• THE TASK: Repeat each line exactly, leaving nothing out.

• DATASET RECORDS:
###

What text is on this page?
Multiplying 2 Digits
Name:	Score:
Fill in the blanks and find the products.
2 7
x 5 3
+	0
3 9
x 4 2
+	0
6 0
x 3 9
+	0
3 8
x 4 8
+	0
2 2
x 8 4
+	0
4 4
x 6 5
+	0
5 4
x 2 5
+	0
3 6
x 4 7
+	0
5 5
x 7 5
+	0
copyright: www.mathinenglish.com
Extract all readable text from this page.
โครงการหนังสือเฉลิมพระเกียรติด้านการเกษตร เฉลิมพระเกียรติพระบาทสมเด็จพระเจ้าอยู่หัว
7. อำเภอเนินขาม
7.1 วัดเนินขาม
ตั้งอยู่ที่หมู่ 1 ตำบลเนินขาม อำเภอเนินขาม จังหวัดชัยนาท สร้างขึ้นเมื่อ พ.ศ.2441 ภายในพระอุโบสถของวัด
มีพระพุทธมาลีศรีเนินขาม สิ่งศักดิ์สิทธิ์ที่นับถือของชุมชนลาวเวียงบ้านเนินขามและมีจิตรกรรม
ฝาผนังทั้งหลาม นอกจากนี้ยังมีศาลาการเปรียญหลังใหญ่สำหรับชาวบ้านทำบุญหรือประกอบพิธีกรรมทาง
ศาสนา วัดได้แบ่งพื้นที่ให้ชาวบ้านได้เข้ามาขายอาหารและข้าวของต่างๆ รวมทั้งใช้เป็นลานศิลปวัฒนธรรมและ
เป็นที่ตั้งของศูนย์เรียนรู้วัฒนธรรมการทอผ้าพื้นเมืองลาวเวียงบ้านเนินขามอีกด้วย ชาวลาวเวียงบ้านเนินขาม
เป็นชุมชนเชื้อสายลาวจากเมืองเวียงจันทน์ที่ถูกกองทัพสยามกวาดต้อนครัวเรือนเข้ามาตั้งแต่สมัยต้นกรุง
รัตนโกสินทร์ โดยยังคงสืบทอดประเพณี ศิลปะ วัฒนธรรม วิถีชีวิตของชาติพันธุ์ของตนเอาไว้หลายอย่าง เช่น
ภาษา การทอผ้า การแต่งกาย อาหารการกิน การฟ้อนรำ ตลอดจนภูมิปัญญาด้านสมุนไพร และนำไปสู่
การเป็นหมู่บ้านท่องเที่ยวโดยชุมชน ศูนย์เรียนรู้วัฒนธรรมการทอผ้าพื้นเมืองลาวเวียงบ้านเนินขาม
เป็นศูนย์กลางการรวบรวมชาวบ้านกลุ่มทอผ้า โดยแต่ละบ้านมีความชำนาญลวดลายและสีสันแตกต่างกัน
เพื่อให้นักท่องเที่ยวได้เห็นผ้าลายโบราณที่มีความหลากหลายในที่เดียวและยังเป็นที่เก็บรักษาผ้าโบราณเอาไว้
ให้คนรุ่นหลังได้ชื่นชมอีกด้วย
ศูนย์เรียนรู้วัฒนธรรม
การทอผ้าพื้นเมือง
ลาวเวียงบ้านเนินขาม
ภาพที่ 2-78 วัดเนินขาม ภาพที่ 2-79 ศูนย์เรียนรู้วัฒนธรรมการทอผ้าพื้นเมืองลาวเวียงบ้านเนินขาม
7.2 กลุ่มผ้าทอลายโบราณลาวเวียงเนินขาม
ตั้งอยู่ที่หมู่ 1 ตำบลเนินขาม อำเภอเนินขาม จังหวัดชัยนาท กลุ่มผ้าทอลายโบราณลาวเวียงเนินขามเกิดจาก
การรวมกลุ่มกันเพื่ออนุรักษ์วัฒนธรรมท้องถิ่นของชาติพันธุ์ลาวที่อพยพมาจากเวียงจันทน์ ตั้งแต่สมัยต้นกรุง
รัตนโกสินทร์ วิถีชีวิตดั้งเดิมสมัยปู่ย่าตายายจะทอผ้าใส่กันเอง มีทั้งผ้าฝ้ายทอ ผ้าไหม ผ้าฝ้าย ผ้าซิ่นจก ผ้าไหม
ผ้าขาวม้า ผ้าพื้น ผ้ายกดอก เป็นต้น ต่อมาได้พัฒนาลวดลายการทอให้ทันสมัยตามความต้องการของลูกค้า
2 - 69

###

• OUTPUT OF THE EXERCISE:
What text is on this page?
Multiplying 2 Digits
Name:	Score:
Fill in the blanks and find the products.
2 7
x 5 3
+	0
3 9
x 4 2
+	0
6 0
x 3 9
+	0
3 8
x 4 8
+	0
2 2
x 8 4
+	0
4 4
x 6 5
+	0
5 4
x 2 5
+	0
3 6
x 4 7
+	0
5 5
x 7 5
+	0
copyright: www.mathinenglish.com
Extract all readable text from this page.
โครงการหนังสือเฉลิมพระเกียรติด้านการเกษตร เฉลิมพระเกียรติพระบาทสมเด็จพระเจ้าอยู่หัว
7. อำเภอเนินขาม
7.1 วัดเนินขาม
ตั้งอยู่ที่หมู่ 1 ตำบลเนินขาม อำเภอเนินขาม จังหวัดชัยนาท สร้างขึ้นเมื่อ พ.ศ.2441 ภายในพระอุโบสถของวัด
มีพระพุทธมาลีศรีเนินขาม สิ่งศักดิ์สิทธิ์ที่นับถือของชุมชนลาวเวียงบ้านเนินขามและมีจิตรกรรม
ฝาผนังทั้งหลาม นอกจากนี้ยังมีศาลาการเปรียญหลังใหญ่สำหรับชาวบ้านทำบุญหรือประกอบพิธีกรรมทาง
ศาสนา วัดได้แบ่งพื้นที่ให้ชาวบ้านได้เข้ามาขายอาหารและข้าวของต่างๆ รวมทั้งใช้เป็นลานศิลปวัฒนธรรมและ
เป็นที่ตั้งของศูนย์เรียนรู้วัฒนธรรมการทอผ้าพื้นเมืองลาวเวียงบ้านเนินขามอีกด้วย ชาวลาวเวียงบ้านเนินขาม
เป็นชุมชนเชื้อสายลาวจากเมืองเวียงจันทน์ที่ถูกกองทัพสยามกวาดต้อนครัวเรือนเข้ามาตั้งแต่สมัยต้นกรุง
รัตนโกสินทร์ โดยยังคงสืบทอดประเพณี ศิลปะ วัฒนธรรม วิถีชีวิตของชาติพันธุ์ของตนเอาไว้หลายอย่าง เช่น
ภาษา การทอผ้า การแต่งกาย อาหารการกิน การฟ้อนรำ ตลอดจนภูมิปัญญาด้านสมุนไพร และนำไปสู่
การเป็นหมู่บ้านท่องเที่ยวโดยชุมชน ศูนย์เรียนรู้วัฒนธรรมการทอผ้าพื้นเมืองลาวเวียงบ้านเนินขาม
เป็นศูนย์กลางการรวบรวมชาวบ้านกลุ่มทอผ้า โดยแต่ละบ้านมีความชำนาญลวดลายและสีสันแตกต่างกัน
เพื่อให้นักท่องเที่ยวได้เห็นผ้าลายโบราณที่มีความหลากหลายในที่เดียวและยังเป็นที่เก็บรักษาผ้าโบราณเอาไว้
ให้คนรุ่นหลังได้ชื่นชมอีกด้วย
ศูนย์เรียนรู้วัฒนธรรม
การทอผ้าพื้นเมือง
ลาวเวียงบ้านเนินขาม
ภาพที่ 2-78 วัดเนินขาม ภาพที่ 2-79 ศูนย์เรียนรู้วัฒนธรรมการทอผ้าพื้นเมืองลาวเวียงบ้านเนินขาม
7.2 กลุ่มผ้าทอลายโบราณลาวเวียงเนินขาม
ตั้งอยู่ที่หมู่ 1 ตำบลเนินขาม อำเภอเนินขาม จังหวัดชัยนาท กลุ่มผ้าทอลายโบราณลาวเวียงเนินขามเกิดจาก
การรวมกลุ่มกันเพื่ออนุรักษ์วัฒนธรรมท้องถิ่นของชาติพันธุ์ลาวที่อพยพมาจากเวียงจันทน์ ตั้งแต่สมัยต้นกรุง
รัตนโกสินทร์ วิถีชีวิตดั้งเดิมสมัยปู่ย่าตายายจะทอผ้าใส่กันเอง มีทั้งผ้าฝ้ายทอ ผ้าไหม ผ้าฝ้าย ผ้าซิ่นจก ผ้าไหม
ผ้าขาวม้า ผ้าพื้น ผ้ายกดอก เป็นต้น ต่อมาได้พัฒนาลวดลายการทอให้ทันสมัยตามความต้องการของลูกค้า
2 - 69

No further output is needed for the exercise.